EXERCISE TASK:
Rewrite every line of the records below, replacing each occurrence of "layer-checkbox" with "layer-toggle" and keeping everything else unchanged. Omit the pictures from your answer.
Start
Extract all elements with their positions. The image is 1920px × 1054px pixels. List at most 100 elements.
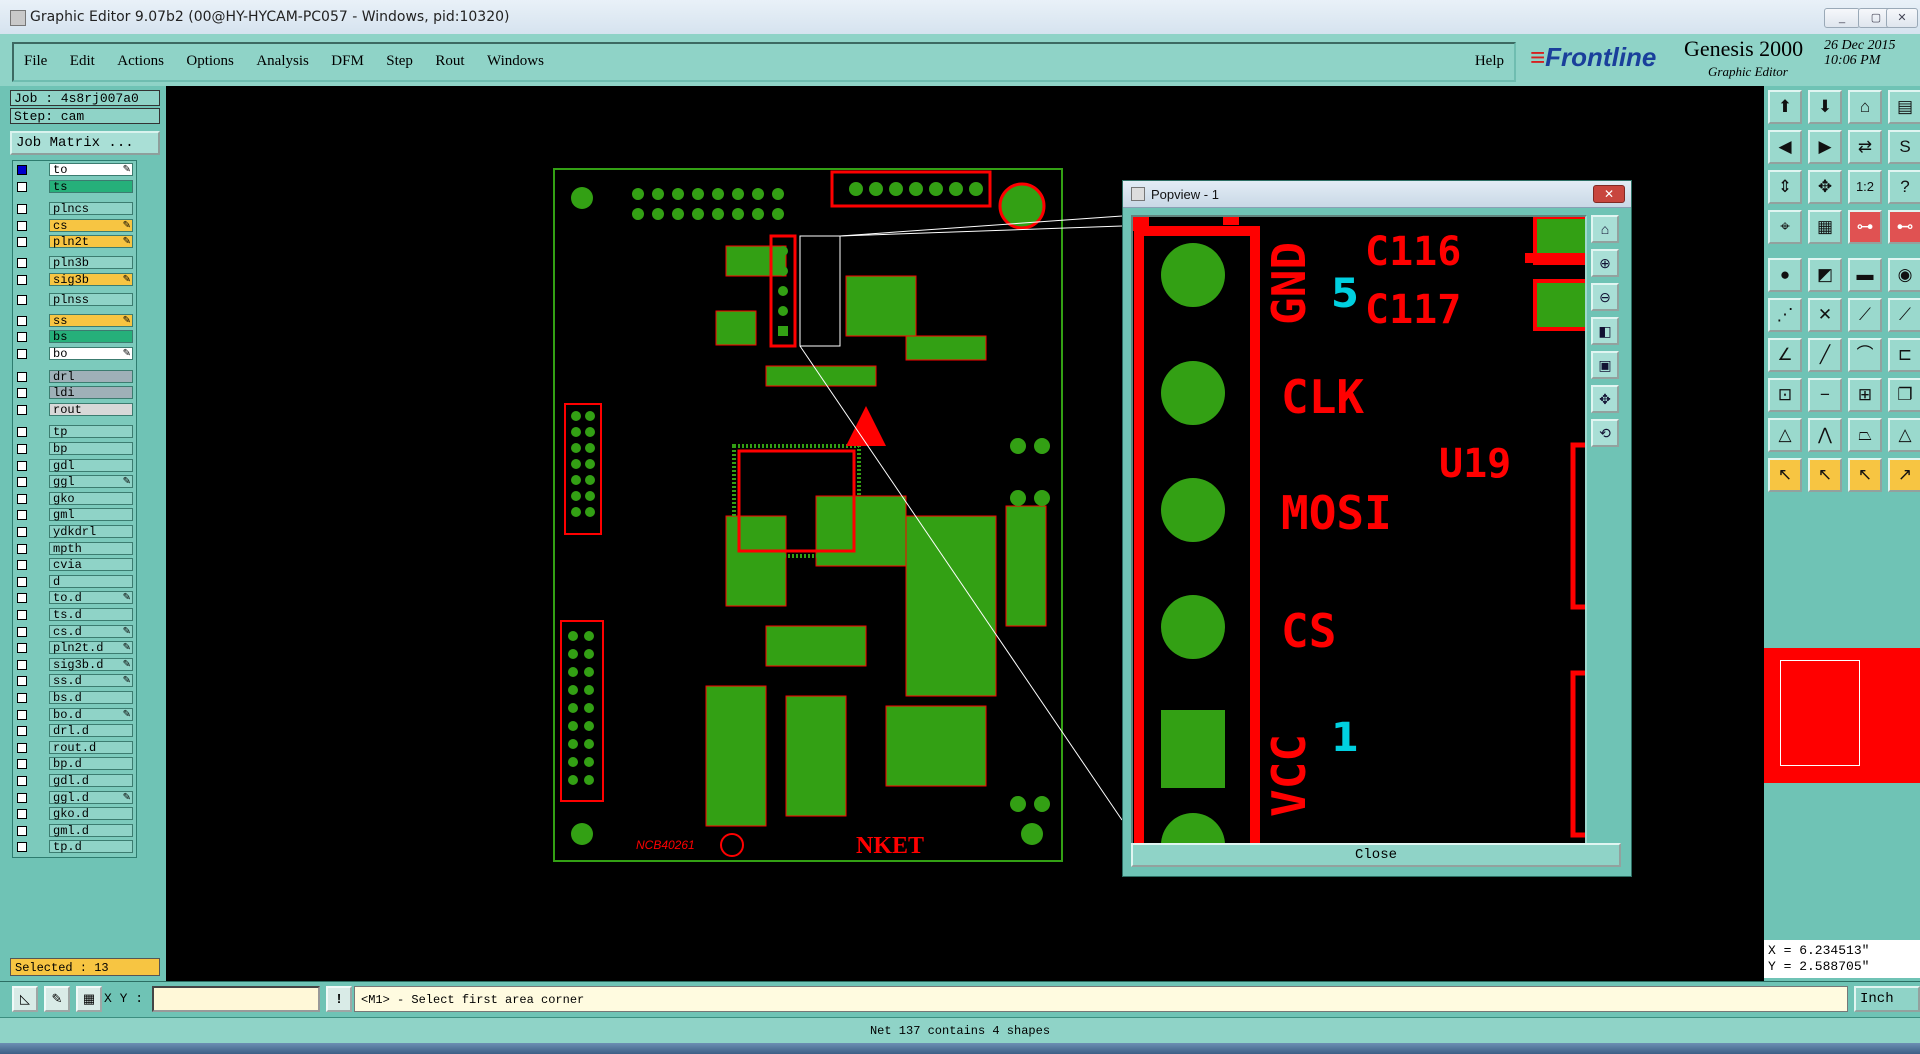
menu-file[interactable]: File: [24, 44, 47, 70]
draw-icon[interactable]: ✎: [44, 986, 70, 1012]
menu-rout[interactable]: Rout: [435, 44, 464, 70]
layer-row-to[interactable]: to ✎: [15, 163, 133, 177]
popview-fit-icon[interactable]: ▣: [1591, 351, 1619, 379]
overview-preview[interactable]: [1764, 648, 1920, 783]
layer-name[interactable]: gko: [49, 491, 133, 505]
layer-name[interactable]: sig3b.d: [49, 657, 133, 671]
exclaim-icon[interactable]: !: [326, 986, 352, 1012]
layer-name[interactable]: plncs: [49, 202, 133, 216]
layer-name[interactable]: ss.d: [49, 674, 133, 688]
bracket-icon[interactable]: ⊏: [1888, 338, 1920, 372]
layer-row-cs[interactable]: cs ✎: [15, 218, 133, 233]
layer-checkbox[interactable]: [17, 676, 27, 687]
connect-icon[interactable]: ⋰: [1768, 298, 1802, 332]
popview-reset-icon[interactable]: ⟲: [1591, 419, 1619, 447]
layer-checkbox[interactable]: [17, 493, 27, 504]
menu-help[interactable]: Help: [1475, 44, 1504, 70]
dot-icon[interactable]: ◉: [1888, 258, 1920, 292]
angle-icon[interactable]: ∠: [1768, 338, 1802, 372]
layer-row-to-d[interactable]: to.d ✎: [15, 591, 133, 605]
pan-right-icon[interactable]: ▶: [1808, 130, 1842, 164]
layer-name[interactable]: drl.d: [49, 724, 133, 738]
net-highlight-icon[interactable]: ⊶: [1848, 210, 1882, 244]
menu-actions[interactable]: Actions: [117, 44, 164, 70]
layer-row-gko-d[interactable]: gko.d: [15, 807, 133, 821]
layer-row-gdl[interactable]: gdl: [15, 458, 133, 473]
layer-row-mpth[interactable]: mpth: [15, 541, 133, 556]
menu-dfm[interactable]: DFM: [331, 44, 364, 70]
layer-checkbox[interactable]: [17, 460, 27, 471]
grid-icon[interactable]: ▦: [1808, 210, 1842, 244]
layer-name[interactable]: plnss: [49, 293, 133, 307]
layer-name[interactable]: to: [49, 163, 133, 177]
layer-checkbox[interactable]: [17, 759, 27, 770]
popview-zoom-in-icon[interactable]: ⊕: [1591, 249, 1619, 277]
layer-name[interactable]: pln3b: [49, 256, 133, 270]
layer-row-ss[interactable]: ss ✎: [15, 313, 133, 328]
xy-input[interactable]: [152, 986, 320, 1012]
layer-checkbox[interactable]: [17, 560, 27, 571]
layer-checkbox[interactable]: [17, 825, 27, 836]
layer-name[interactable]: sig3b: [49, 272, 133, 286]
layer-name[interactable]: ldi: [49, 386, 133, 400]
layer-name[interactable]: tp: [49, 425, 133, 439]
job-matrix-button[interactable]: Job Matrix ...: [10, 131, 160, 155]
layer-checkbox[interactable]: [17, 274, 27, 285]
layer-row-bs[interactable]: bs: [15, 330, 133, 344]
layer-name[interactable]: bp.d: [49, 757, 133, 771]
layer-name[interactable]: bp: [49, 442, 133, 456]
layer-row-pln3b[interactable]: pln3b: [15, 256, 133, 270]
layer-row-gdl-d[interactable]: gdl.d: [15, 774, 133, 788]
layer-name[interactable]: cvia: [49, 558, 133, 572]
layer-checkbox[interactable]: [17, 165, 27, 175]
layer-row-gml-d[interactable]: gml.d: [15, 823, 133, 838]
layer-name[interactable]: gml: [49, 508, 133, 522]
layer-row-ss-d[interactable]: ss.d ✎: [15, 674, 133, 688]
layer-name[interactable]: pln2t.d: [49, 641, 133, 655]
layer-row-bo[interactable]: bo ✎: [15, 347, 133, 361]
close-window-button[interactable]: ✕: [1886, 8, 1918, 28]
menu-step[interactable]: Step: [386, 44, 413, 70]
layer-checkbox[interactable]: [17, 693, 27, 703]
popview-zoom-home-icon[interactable]: ⌂: [1591, 215, 1619, 243]
layer-checkbox[interactable]: [17, 295, 27, 306]
layer-checkbox[interactable]: [17, 842, 27, 853]
layer-checkbox[interactable]: [17, 404, 27, 415]
layer-checkbox[interactable]: [17, 576, 27, 587]
layer-name[interactable]: to.d: [49, 591, 133, 605]
layer-checkbox[interactable]: [17, 593, 27, 604]
layer-row-d[interactable]: d: [15, 574, 133, 589]
slash-icon[interactable]: ╱: [1808, 338, 1842, 372]
layer-name[interactable]: cs.d: [49, 624, 133, 638]
layer-row-rout[interactable]: rout: [15, 402, 133, 417]
popview-zoom-view[interactable]: GND CLK MOSI CS VCC 5 1 C116 C117 U19: [1133, 217, 1585, 845]
arc-line-icon[interactable]: ⟋: [1888, 298, 1920, 332]
query-icon[interactable]: ?: [1888, 170, 1920, 204]
layer-name[interactable]: tp.d: [49, 840, 133, 854]
menu-windows[interactable]: Windows: [487, 44, 544, 70]
layer-row-tp[interactable]: tp: [15, 425, 133, 439]
snap-in-icon[interactable]: ⬆: [1768, 90, 1802, 124]
layer-row-ts[interactable]: ts: [15, 179, 133, 194]
swap-icon[interactable]: ⇄: [1848, 130, 1882, 164]
layer-checkbox[interactable]: [17, 315, 27, 326]
minimize-button[interactable]: _: [1824, 8, 1860, 28]
layer-name[interactable]: ggl.d: [49, 790, 133, 804]
ruler-icon[interactable]: ◺: [12, 986, 38, 1012]
cross-icon[interactable]: ✕: [1808, 298, 1842, 332]
peak-icon[interactable]: ⋀: [1808, 418, 1842, 452]
layer-checkbox[interactable]: [17, 258, 27, 268]
select-net-icon[interactable]: ↖: [1848, 458, 1882, 492]
unit-selector[interactable]: Inch: [1854, 986, 1920, 1012]
popview-close-button[interactable]: Close: [1131, 843, 1621, 867]
layer-checkbox[interactable]: [17, 220, 27, 231]
layer-name[interactable]: drl: [49, 369, 133, 383]
zoom-1to2-icon[interactable]: 1:2: [1848, 170, 1882, 204]
layer-checkbox[interactable]: [17, 742, 27, 753]
layer-name[interactable]: pln2t: [49, 235, 133, 249]
snap-out-icon[interactable]: ⬇: [1808, 90, 1842, 124]
bus-icon[interactable]: ▬: [1848, 258, 1882, 292]
layer-checkbox[interactable]: [17, 181, 27, 192]
layer-row-ydkdrl[interactable]: ydkdrl: [15, 525, 133, 539]
layer-checkbox[interactable]: [17, 527, 27, 537]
End
ANSWER TO THE TASK:
Extract all elements with their positions. The image is 1920px × 1054px pixels. List at most 100 elements.
menu-file[interactable]: File: [24, 44, 47, 70]
draw-icon[interactable]: ✎: [44, 986, 70, 1012]
menu-rout[interactable]: Rout: [435, 44, 464, 70]
layer-row-to[interactable]: to ✎: [15, 163, 133, 177]
popview-fit-icon[interactable]: ▣: [1591, 351, 1619, 379]
overview-preview[interactable]: [1764, 648, 1920, 783]
layer-name[interactable]: gko: [49, 491, 133, 505]
layer-name[interactable]: sig3b.d: [49, 657, 133, 671]
exclaim-icon[interactable]: !: [326, 986, 352, 1012]
layer-name[interactable]: plncs: [49, 202, 133, 216]
layer-name[interactable]: ss.d: [49, 674, 133, 688]
bracket-icon[interactable]: ⊏: [1888, 338, 1920, 372]
layer-row-cs[interactable]: cs ✎: [15, 218, 133, 233]
layer-toggle[interactable]: [17, 676, 27, 687]
connect-icon[interactable]: ⋰: [1768, 298, 1802, 332]
popview-reset-icon[interactable]: ⟲: [1591, 419, 1619, 447]
layer-toggle[interactable]: [17, 493, 27, 504]
menu-help[interactable]: Help: [1475, 44, 1504, 70]
dot-icon[interactable]: ◉: [1888, 258, 1920, 292]
angle-icon[interactable]: ∠: [1768, 338, 1802, 372]
layer-row-to-d[interactable]: to.d ✎: [15, 591, 133, 605]
pan-right-icon[interactable]: ▶: [1808, 130, 1842, 164]
layer-name[interactable]: drl.d: [49, 724, 133, 738]
net-highlight-icon[interactable]: ⊶: [1848, 210, 1882, 244]
menu-actions[interactable]: Actions: [117, 44, 164, 70]
layer-row-gko-d[interactable]: gko.d: [15, 807, 133, 821]
layer-row-gdl[interactable]: gdl: [15, 458, 133, 473]
layer-row-mpth[interactable]: mpth: [15, 541, 133, 556]
menu-dfm[interactable]: DFM: [331, 44, 364, 70]
layer-toggle[interactable]: [17, 460, 27, 471]
grid-icon[interactable]: ▦: [1808, 210, 1842, 244]
layer-name[interactable]: plnss: [49, 293, 133, 307]
layer-name[interactable]: to: [49, 163, 133, 177]
layer-toggle[interactable]: [17, 759, 27, 770]
popview-zoom-in-icon[interactable]: ⊕: [1591, 249, 1619, 277]
layer-name[interactable]: pln3b: [49, 256, 133, 270]
layer-row-ss[interactable]: ss ✎: [15, 313, 133, 328]
xy-input[interactable]: [152, 986, 320, 1012]
layer-toggle[interactable]: [17, 560, 27, 571]
layer-toggle[interactable]: [17, 825, 27, 836]
layer-name[interactable]: sig3b: [49, 272, 133, 286]
layer-name[interactable]: ldi: [49, 386, 133, 400]
layer-name[interactable]: tp: [49, 425, 133, 439]
job-matrix-button[interactable]: Job Matrix ...: [10, 131, 160, 155]
layer-toggle[interactable]: [17, 274, 27, 285]
layer-row-bs[interactable]: bs: [15, 330, 133, 344]
layer-name[interactable]: bp.d: [49, 757, 133, 771]
layer-name[interactable]: bp: [49, 442, 133, 456]
layer-row-pln3b[interactable]: pln3b: [15, 256, 133, 270]
layer-row-gdl-d[interactable]: gdl.d: [15, 774, 133, 788]
layer-name[interactable]: cvia: [49, 558, 133, 572]
layer-toggle[interactable]: [17, 165, 27, 175]
layer-row-gml-d[interactable]: gml.d: [15, 823, 133, 838]
layer-name[interactable]: gml: [49, 508, 133, 522]
layer-row-ss-d[interactable]: ss.d ✎: [15, 674, 133, 688]
layer-name[interactable]: pln2t.d: [49, 641, 133, 655]
layer-row-bo[interactable]: bo ✎: [15, 347, 133, 361]
close-window-button[interactable]: ✕: [1886, 8, 1918, 28]
menu-step[interactable]: Step: [386, 44, 413, 70]
layer-toggle[interactable]: [17, 693, 27, 703]
popview-zoom-home-icon[interactable]: ⌂: [1591, 215, 1619, 243]
layer-toggle[interactable]: [17, 295, 27, 306]
layer-toggle[interactable]: [17, 842, 27, 853]
layer-toggle[interactable]: [17, 404, 27, 415]
layer-toggle[interactable]: [17, 576, 27, 587]
layer-name[interactable]: to.d: [49, 591, 133, 605]
layer-toggle[interactable]: [17, 593, 27, 604]
layer-row-d[interactable]: d: [15, 574, 133, 589]
slash-icon[interactable]: ╱: [1808, 338, 1842, 372]
layer-name[interactable]: cs.d: [49, 624, 133, 638]
layer-row-rout[interactable]: rout: [15, 402, 133, 417]
popview-zoom-view[interactable]: GND CLK MOSI CS VCC 5 1 C116 C117 U19: [1133, 217, 1585, 845]
arc-line-icon[interactable]: ⟋: [1888, 298, 1920, 332]
query-icon[interactable]: ?: [1888, 170, 1920, 204]
layer-name[interactable]: tp.d: [49, 840, 133, 854]
menu-windows[interactable]: Windows: [487, 44, 544, 70]
layer-row-tp[interactable]: tp: [15, 425, 133, 439]
snap-in-icon[interactable]: ⬆: [1768, 90, 1802, 124]
layer-row-ts[interactable]: ts: [15, 179, 133, 194]
swap-icon[interactable]: ⇄: [1848, 130, 1882, 164]
layer-toggle[interactable]: [17, 315, 27, 326]
minimize-button[interactable]: _: [1824, 8, 1860, 28]
layer-name[interactable]: ggl.d: [49, 790, 133, 804]
ruler-icon[interactable]: ◺: [12, 986, 38, 1012]
cross-icon[interactable]: ✕: [1808, 298, 1842, 332]
peak-icon[interactable]: ⋀: [1808, 418, 1842, 452]
layer-toggle[interactable]: [17, 258, 27, 268]
select-net-icon[interactable]: ↖: [1848, 458, 1882, 492]
unit-selector[interactable]: Inch: [1854, 986, 1920, 1012]
popview-close-button[interactable]: Close: [1131, 843, 1621, 867]
layer-toggle[interactable]: [17, 220, 27, 231]
layer-name[interactable]: drl: [49, 369, 133, 383]
zoom-1to2-icon[interactable]: 1:2: [1848, 170, 1882, 204]
layer-toggle[interactable]: [17, 742, 27, 753]
layer-name[interactable]: pln2t: [49, 235, 133, 249]
snap-out-icon[interactable]: ⬇: [1808, 90, 1842, 124]
bus-icon[interactable]: ▬: [1848, 258, 1882, 292]
layer-toggle[interactable]: [17, 181, 27, 192]
layer-row-ydkdrl[interactable]: ydkdrl: [15, 525, 133, 539]
layer-toggle[interactable]: [17, 527, 27, 537]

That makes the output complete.